> _Task 1_: According to the introduction below, why is the method for generating uniform random numbers called the Uniformity Improving Method?

> _Selected passage_:
INTRODUCTION
Recalling Hogg`s saying (Hogg and Tanis, 2004) “Those who can use
computer and statistics together will become stars in their field of study”,
the importance of joining the computer and statistical science is clear.
Hogg`s saying can be understood more when we notice today`s computer developments
and their successful performance in all computing fields. Computers have
accelerated advancements of sciences and technology.
Since the memory is cheap and easy accessible nowadays thus we can use
more memory locations or large set of data for modeling concepts freely.
Data oriented modeling is a technique to model the concepts by data structures,
sizeable amount of data, such as vectors, matrices, trees, graphs and
etc., which notifies the title Data Oriented Modeling. Data oriented modeling
can be used in applied systems and sciences. We have used it for modeling
fuzzy controller of Antilock Brake System, ABS, for the first time, so
we could reduce time complexity of fuzzy controller to obtain the near
real time fuzzy based controller (Habibizad et al., 2007d). Then,
we have introduced data oriented models of Uniform Random Variable to
create a new field of study which connects computer science, statistical
and probability together (Habibizad et al., 2007a). Subsequently
we present a data oriented model of image and characterize a framework
for image processing tasks such as segmentation, clustering and measuring
images similarity with desired precision and speed (Habibizad et al.,
2007c). Finally, a new method introduced for generating uniform random
numbers based on data oriented modeling (Habibizad et al., 2007b).
This method is a simulation technique of UDPD model. Generated numbers
by this method have better uniformity than conventional methods and this
is why, is called Uniformity Improving Method, UIM.
The main idea of this study is using mathematical and numerical discussions
to identify and characterize the Data Oriented Model of Uniform Random
Variable (Habibizad et al., 2007a) and to show that it is an acceptable
and efficient model of uniform random variable. Data Oriented modeling
takes care the concepts with data structure. Up to now, statisticians
have used mathematical functions to model random variables. But this approach
conforms to human brain. In other words, for human, it is easier to use
mathematical functions for modeling. In this approach a random variable,
X, is modeled by its distribution function, f(x). Specification, characteristic
and frequency of X values are inferred from f(x) by mathematical calculations.
In our approach we will propose new data oriented model for random variables,
such that models X based on sizeable amount of data (data structures).

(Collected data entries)
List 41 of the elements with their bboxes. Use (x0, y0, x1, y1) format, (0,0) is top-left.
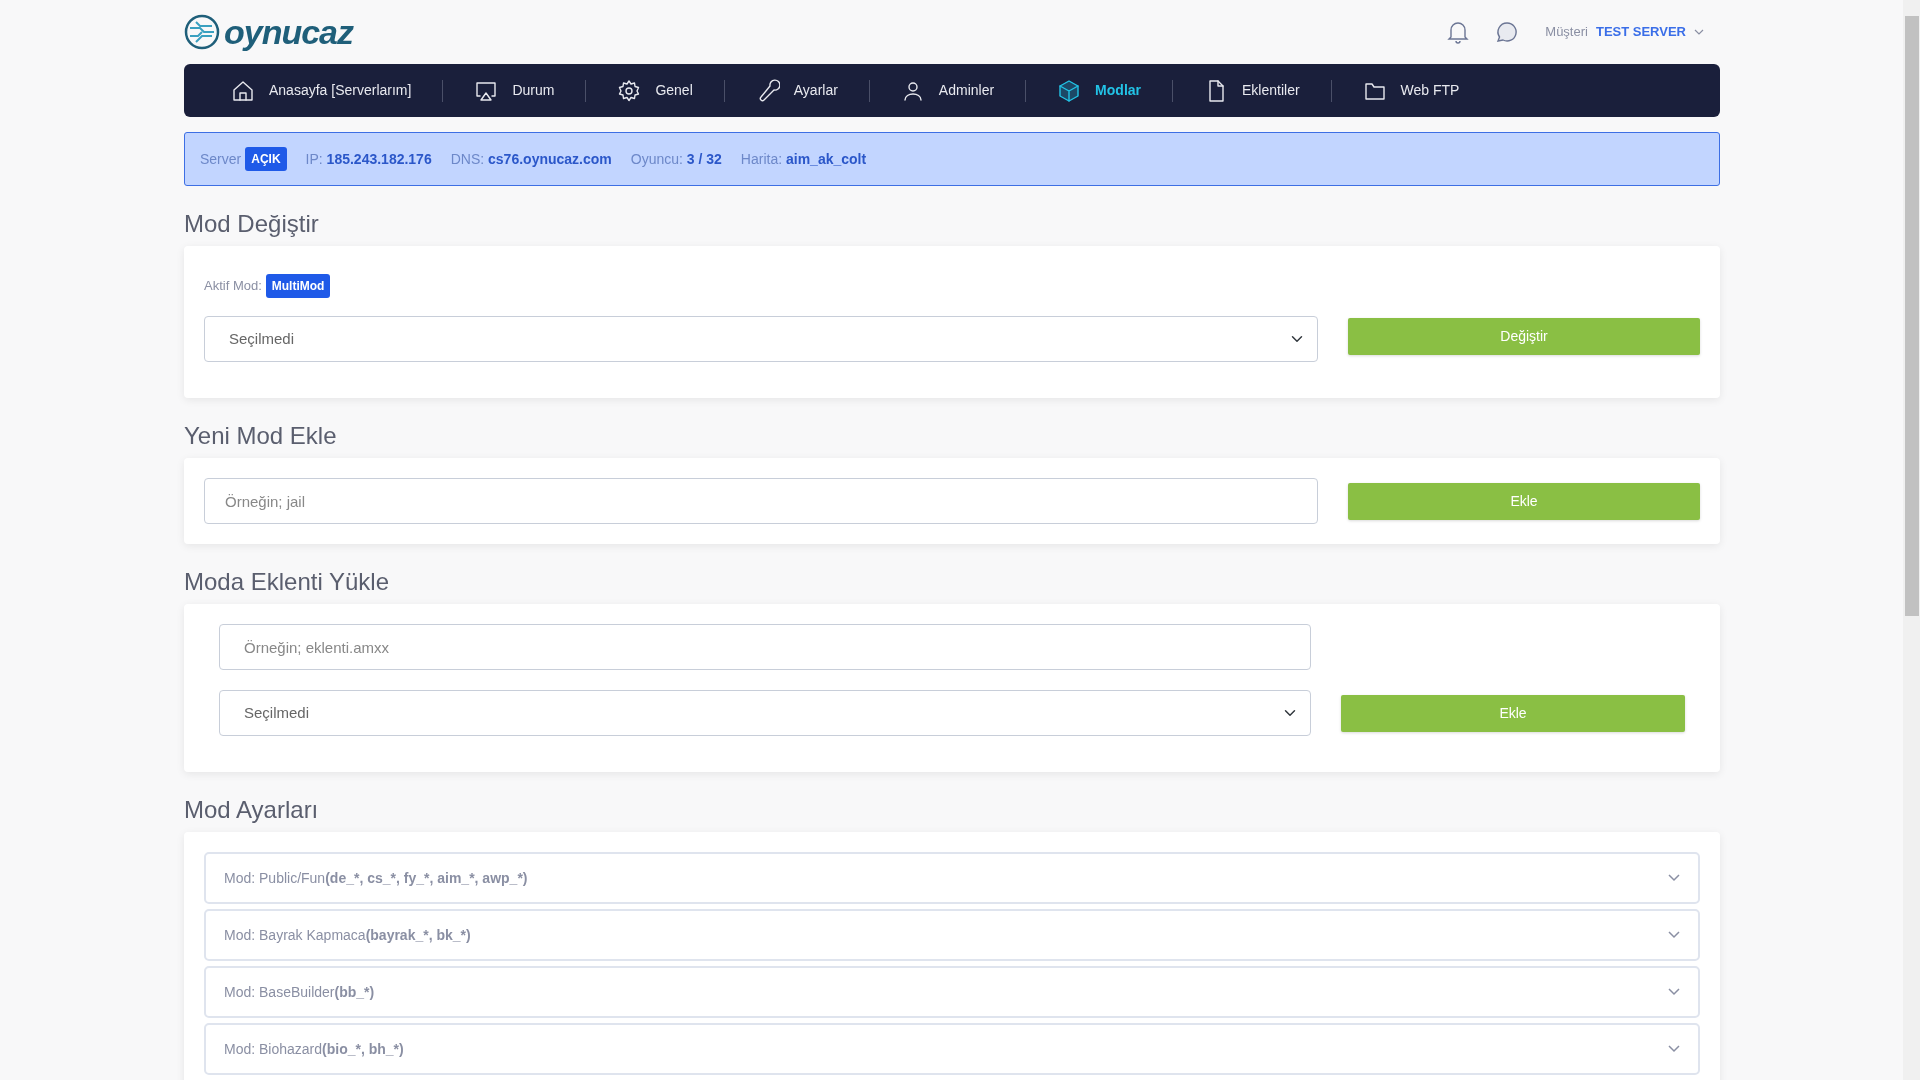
nav-tab[interactable]: Anasayfa [Serverlarım] (200, 64, 443, 117)
server-info-text: Harita: aim_ak_colt (740, 149, 867, 169)
chevron-icon (1668, 1045, 1680, 1053)
nav-tab[interactable]: Eklentiler (1173, 64, 1331, 117)
home-icon (231, 78, 255, 103)
nav-tab[interactable]: Ayarlar (724, 64, 869, 117)
mod-name-input[interactable]: Örneğin; jail (204, 478, 1318, 524)
nav-tab[interactable]: Modlar (1026, 64, 1172, 117)
scrollbar[interactable] (1903, 0, 1920, 1080)
nav-tab[interactable]: Genel (586, 64, 724, 117)
chat-bubble-icon[interactable] (1495, 20, 1520, 44)
chevron-icon (1668, 988, 1680, 996)
section-title: Mod Ayarları (184, 795, 320, 825)
server-info-text: Oyuncu: 3 / 32 (630, 149, 722, 169)
mod-accordion-header[interactable]: Mod: Public/Fun(de_*, cs_*, fy_*, aim_*, awp_*) (204, 852, 1700, 904)
status-badge: AÇIK (245, 147, 287, 171)
plugin-name-input[interactable]: Örneğin; eklenti.amxx (219, 624, 1311, 670)
user-menu[interactable]: Müşteri TEST SERVER (1545, 22, 1704, 42)
nav-tab[interactable]: Adminler (869, 64, 1026, 117)
chevron-icon (1668, 931, 1680, 939)
notification-bell-icon[interactable] (1447, 20, 1470, 44)
chevron-down-icon[interactable] (1694, 29, 1704, 35)
nav-tab[interactable]: Durum (443, 64, 586, 117)
server-label: Server (200, 149, 242, 169)
section-title: Yeni Mod Ekle (184, 421, 338, 451)
mod-select[interactable]: Seçilmedi (219, 690, 1311, 736)
mod-accordion-header[interactable]: Mod: Bayrak Kapmaca(bayrak_*, bk_*) (204, 909, 1700, 961)
active-mod-badge: MultiMod (265, 274, 331, 298)
mod-accordion-header[interactable]: Mod: BaseBuilder(bb_*) (204, 966, 1700, 1018)
server-info-text: IP: 185.243.182.176 (305, 149, 432, 169)
cube-icon (1057, 78, 1082, 103)
chevron-icon (1668, 874, 1680, 882)
mod-accordion-header[interactable]: Mod: Biohazard(bio_*, bh_*) (204, 1023, 1700, 1075)
section-title: Mod Değiştir (184, 209, 320, 239)
server-info-text: DNS: cs76.oynucaz.com (450, 149, 612, 169)
mod-select[interactable]: Seçilmedi (204, 316, 1318, 362)
section-title: Moda Eklenti Yükle (184, 567, 390, 597)
gear-icon (617, 78, 642, 103)
active-mod-label: Aktif Mod: (204, 277, 262, 296)
nav-tab[interactable]: Web FTP (1331, 64, 1491, 117)
logo[interactable]: oynucaz (184, 14, 354, 50)
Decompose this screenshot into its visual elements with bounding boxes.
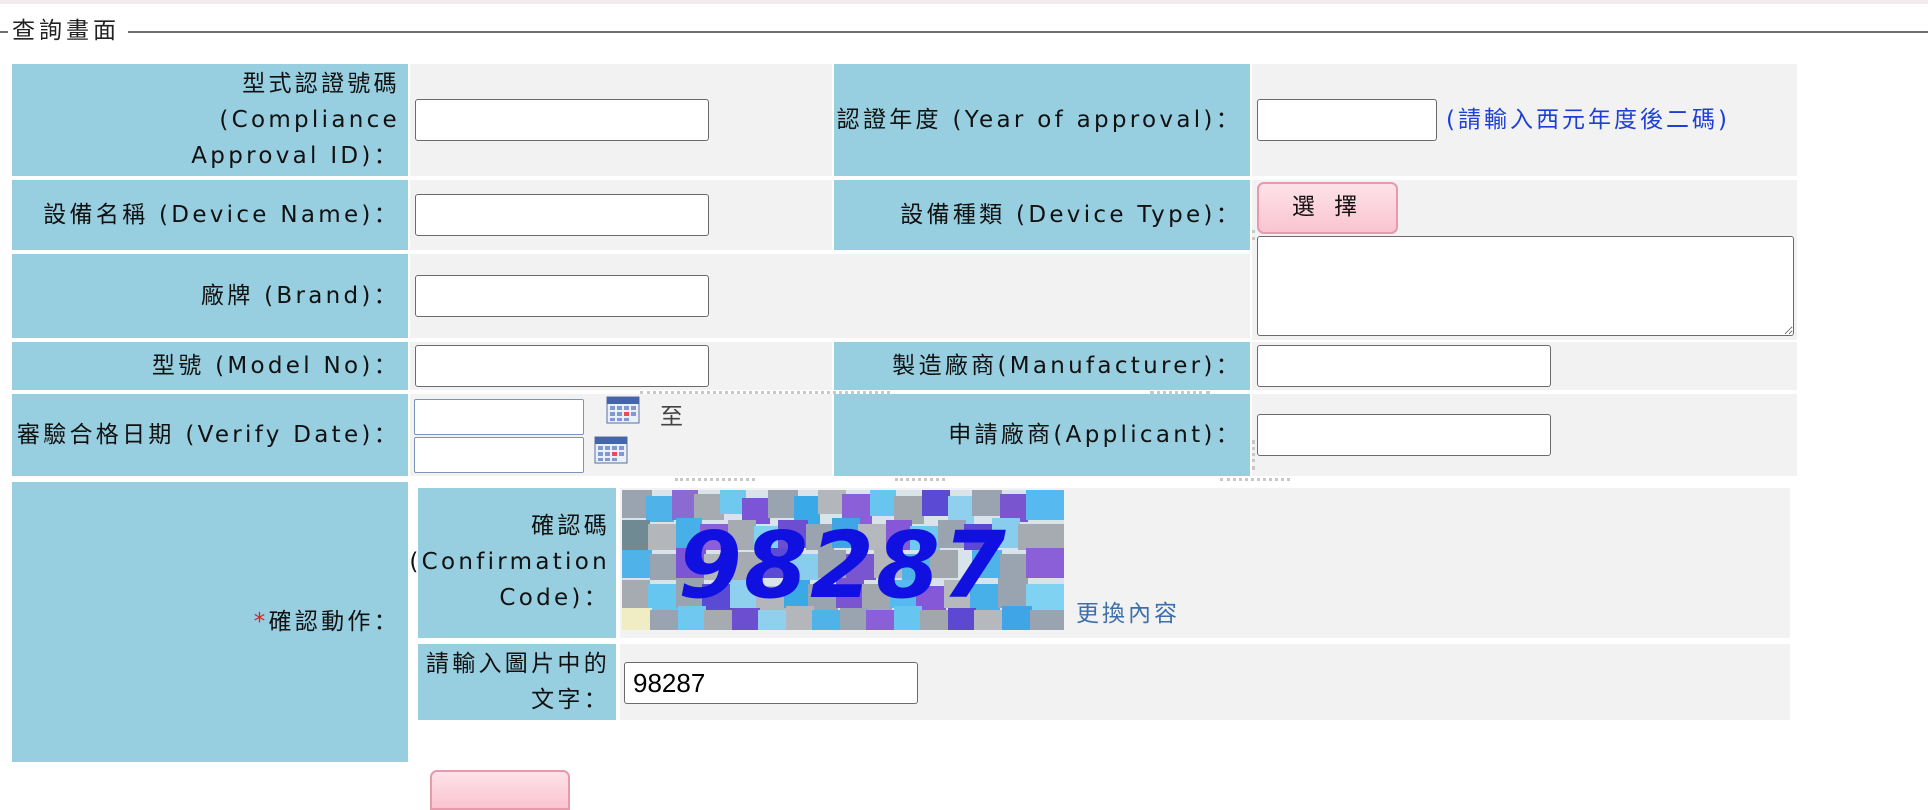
captcha-action-text: 確認動作： <box>268 609 400 635</box>
captcha-action-label-cell: *確認動作： <box>12 482 408 762</box>
brand-label: 廠牌 (Brand)： <box>200 283 400 309</box>
dotted-divider <box>1252 440 1255 470</box>
dotted-divider <box>1252 230 1255 240</box>
captcha-refresh-link[interactable]: 更換內容 <box>1076 596 1180 632</box>
top-strip <box>0 0 1928 4</box>
fieldset-border <box>0 31 1928 33</box>
device-type-label: 設備種類 (Device Type)： <box>900 202 1242 228</box>
captcha-input-label-cell: 請輸入圖片中的 文字： <box>418 644 616 720</box>
applicant-input[interactable] <box>1257 414 1551 456</box>
manufacturer-value-cell <box>1252 342 1797 390</box>
brand-value-cell <box>410 254 1250 338</box>
captcha-input[interactable] <box>624 662 918 704</box>
year-label-cell: 認證年度 (Year of approval)： <box>834 64 1250 176</box>
captcha-code-text: 98287 <box>677 512 1009 619</box>
dotted-divider <box>1220 478 1290 481</box>
model-input[interactable] <box>415 345 709 387</box>
captcha-code-label-line1: 確認碼 <box>531 513 610 539</box>
manufacturer-label: 製造廠商(Manufacturer)： <box>892 353 1242 379</box>
captcha-code-label-line3: Code)： <box>499 585 610 611</box>
compliance-id-label-line2: (Compliance <box>219 107 400 133</box>
calendar-icon[interactable] <box>594 434 628 464</box>
model-value-cell <box>410 342 832 390</box>
compliance-id-label-line3: Approval ID)： <box>191 143 400 169</box>
captcha-code-label-line2: (Confirmation <box>409 549 610 575</box>
model-label: 型號 (Model No)： <box>151 353 400 379</box>
device-type-select-button[interactable]: 選 擇 <box>1257 182 1398 234</box>
compliance-id-input[interactable] <box>415 99 709 141</box>
device-type-label-cell: 設備種類 (Device Type)： <box>834 180 1250 250</box>
device-type-textarea[interactable] <box>1257 236 1794 336</box>
year-label: 認證年度 (Year of approval)： <box>836 107 1242 133</box>
fieldset-legend: 查詢畫面 <box>8 16 128 46</box>
dotted-divider <box>640 391 890 394</box>
verify-date-to-input[interactable] <box>414 437 584 473</box>
compliance-id-value-cell <box>410 64 832 176</box>
dotted-divider <box>1150 391 1210 394</box>
brand-input[interactable] <box>415 275 709 317</box>
required-mark: * <box>253 609 269 635</box>
brand-label-cell: 廠牌 (Brand)： <box>12 254 408 338</box>
captcha-code-label-cell: 確認碼 (Confirmation Code)： <box>409 488 616 638</box>
device-name-input[interactable] <box>415 194 709 236</box>
verify-date-value-cell: 至 <box>410 394 832 476</box>
manufacturer-input[interactable] <box>1257 345 1551 387</box>
compliance-id-label-cell: 型式認證號碼 (Compliance Approval ID)： <box>12 64 408 176</box>
verify-date-from-input[interactable] <box>414 399 584 435</box>
calendar-icon[interactable] <box>606 394 640 424</box>
compliance-id-label-line1: 型式認證號碼 <box>242 71 400 97</box>
applicant-label-cell: 申請廠商(Applicant)： <box>834 394 1250 476</box>
captcha-inner-table: 確認碼 (Confirmation Code)： 98287 更換內容 請輸入圖… <box>409 488 1790 720</box>
year-hint: (請輸入西元年度後二碼) <box>1446 107 1730 133</box>
captcha-input-cell <box>620 644 1790 720</box>
device-type-value-cell: 選 擇 <box>1252 180 1797 340</box>
verify-date-label: 審驗合格日期 (Verify Date)： <box>16 422 400 448</box>
dotted-divider <box>675 478 755 481</box>
year-value-cell: (請輸入西元年度後二碼) <box>1252 64 1797 176</box>
captcha-input-label-line2: 文字： <box>531 687 610 713</box>
captcha-input-label-line1: 請輸入圖片中的 <box>425 651 610 677</box>
model-label-cell: 型號 (Model No)： <box>12 342 408 390</box>
year-input[interactable] <box>1257 99 1437 141</box>
dotted-divider <box>895 478 945 481</box>
captcha-image: 98287 <box>622 490 1064 630</box>
device-name-label-cell: 設備名稱 (Device Name)： <box>12 180 408 250</box>
manufacturer-label-cell: 製造廠商(Manufacturer)： <box>834 342 1250 390</box>
device-name-label: 設備名稱 (Device Name)： <box>43 202 400 228</box>
captcha-image-cell: 98287 更換內容 <box>620 488 1790 638</box>
captcha-action-label: *確認動作： <box>254 604 400 640</box>
applicant-label: 申請廠商(Applicant)： <box>948 422 1242 448</box>
submit-button[interactable] <box>430 770 570 810</box>
date-to-label: 至 <box>660 404 683 430</box>
applicant-value-cell <box>1252 394 1797 476</box>
verify-date-label-cell: 審驗合格日期 (Verify Date)： <box>12 394 408 476</box>
device-name-value-cell <box>410 180 832 250</box>
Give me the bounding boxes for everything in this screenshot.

> _Task 2_: Rewrite the entries above, from the line with "nav-tab[interactable]: Anasayfa [Serverlarım]" up to and including the line with "chat-bubble-icon[interactable] (1495, 20, 1520, 44)", as a Markdown table with the columns Row and Line, leaving out any blank lines.

> _Exercise solution 1_: It is called the Uniformity Improving Method because the numbers it generates have better uniformity than those produced by conventional methods.

> _Exercise solution 2_:
| Row | Line |
|---|---|
| 1 | nav-tab[interactable]: Anasayfa [Serverlarım] (200, 64, 443, 117) |
| 2 | server-info-text: Harita: aim_ak_colt (740, 149, 867, 169) |
| 3 | chevron-icon (1668, 1045, 1680, 1053) |
| 4 | nav-tab[interactable]: Eklentiler (1173, 64, 1331, 117) |
| 5 | home-icon (231, 78, 255, 103) |
| 6 | nav-tab[interactable]: Ayarlar (724, 64, 869, 117) |
| 7 | mod-name-input[interactable]: Örneğin; jail (204, 478, 1318, 524) |
| 8 | nav-tab[interactable]: Modlar (1026, 64, 1172, 117) |
| 9 | scrollbar[interactable] (1903, 0, 1920, 1080) |
| 10 | nav-tab[interactable]: Genel (586, 64, 724, 117) |
| 11 | chat-bubble-icon[interactable] (1495, 20, 1520, 44) |